- **STATED EXERCISE**
Restate the records that follow word for word; no pictures should appear.

* start DATASET *

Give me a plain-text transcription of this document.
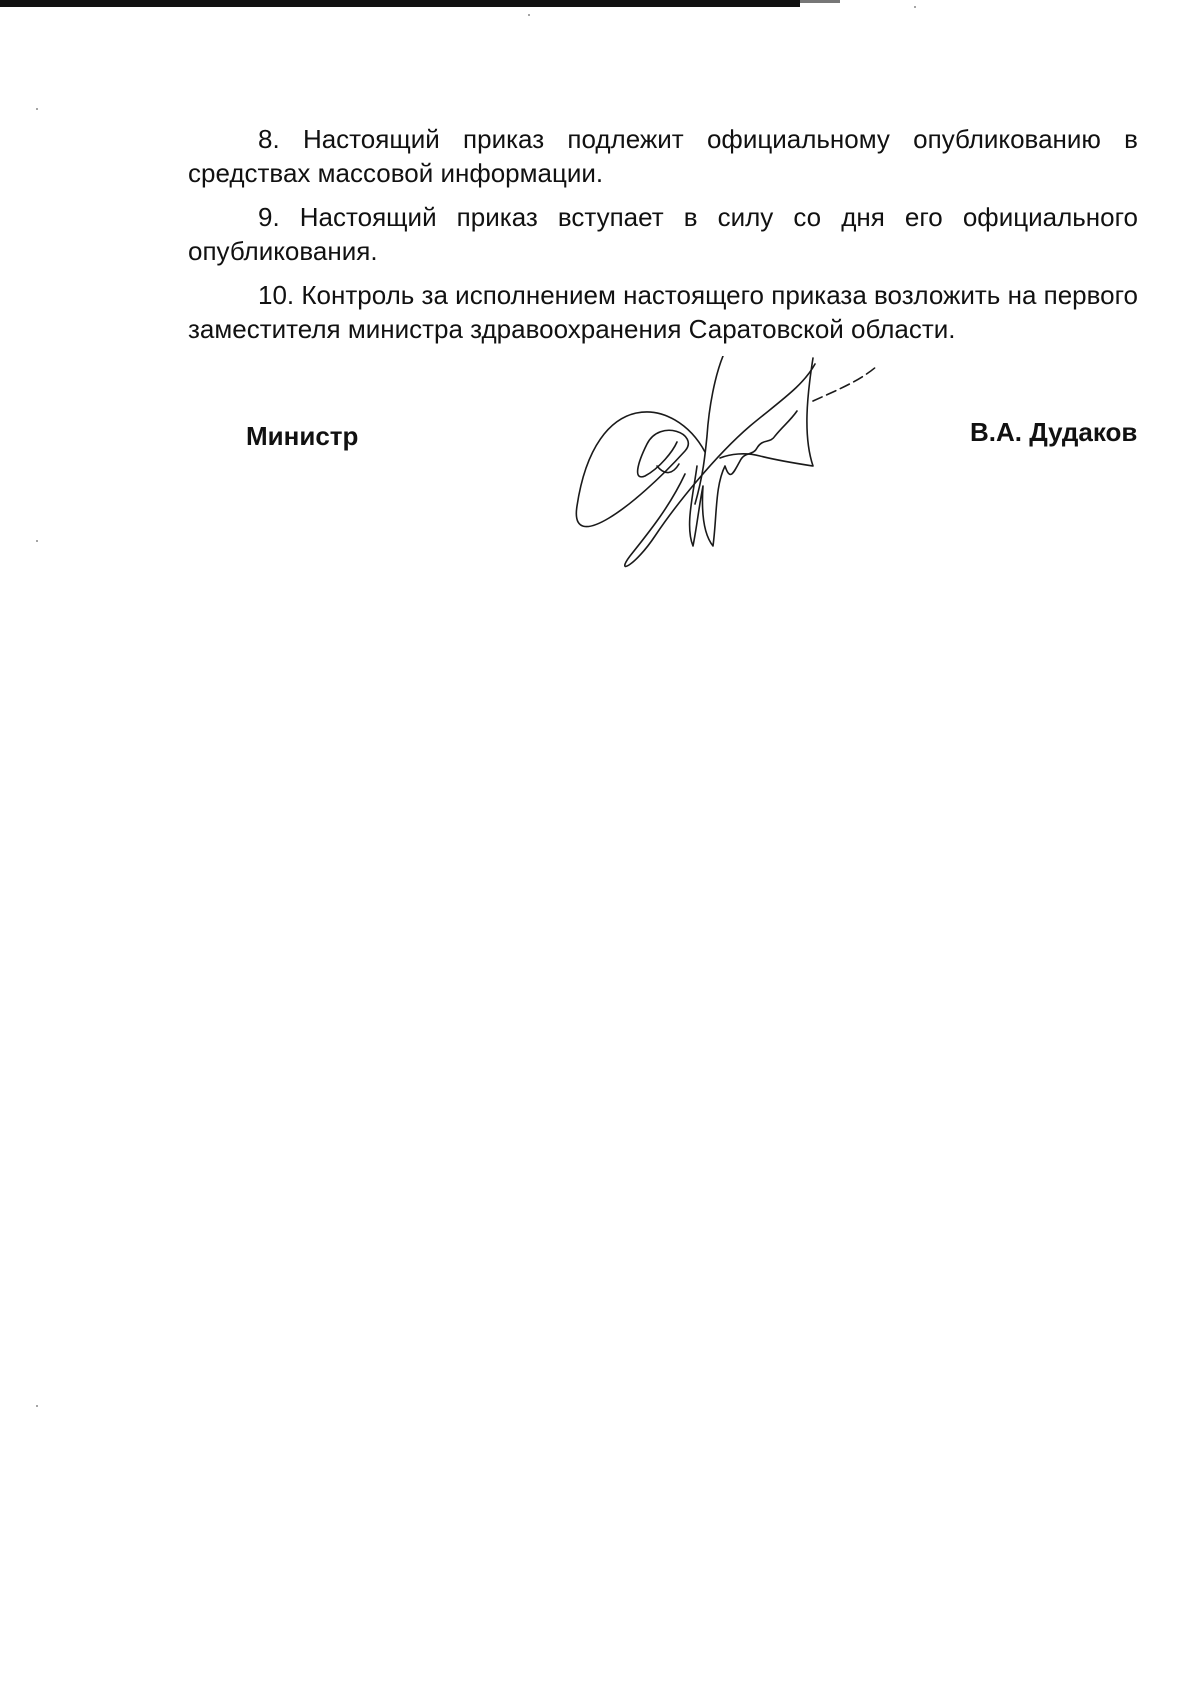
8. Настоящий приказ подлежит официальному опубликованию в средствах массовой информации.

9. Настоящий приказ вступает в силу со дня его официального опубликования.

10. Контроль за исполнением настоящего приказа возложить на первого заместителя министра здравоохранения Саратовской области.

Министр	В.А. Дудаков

* end DATASET *

- **SOLUTION TO THIS EXERCISE**
Give me a plain-text transcription of this document.
8. Настоящий приказ подлежит официальному опубликованию в средствах массовой информации.

9. Настоящий приказ вступает в силу со дня его официального опубликования.

10. Контроль за исполнением настоящего приказа возложить на первого заместителя министра здравоохранения Саратовской области.

Министр	В.А. Дудаков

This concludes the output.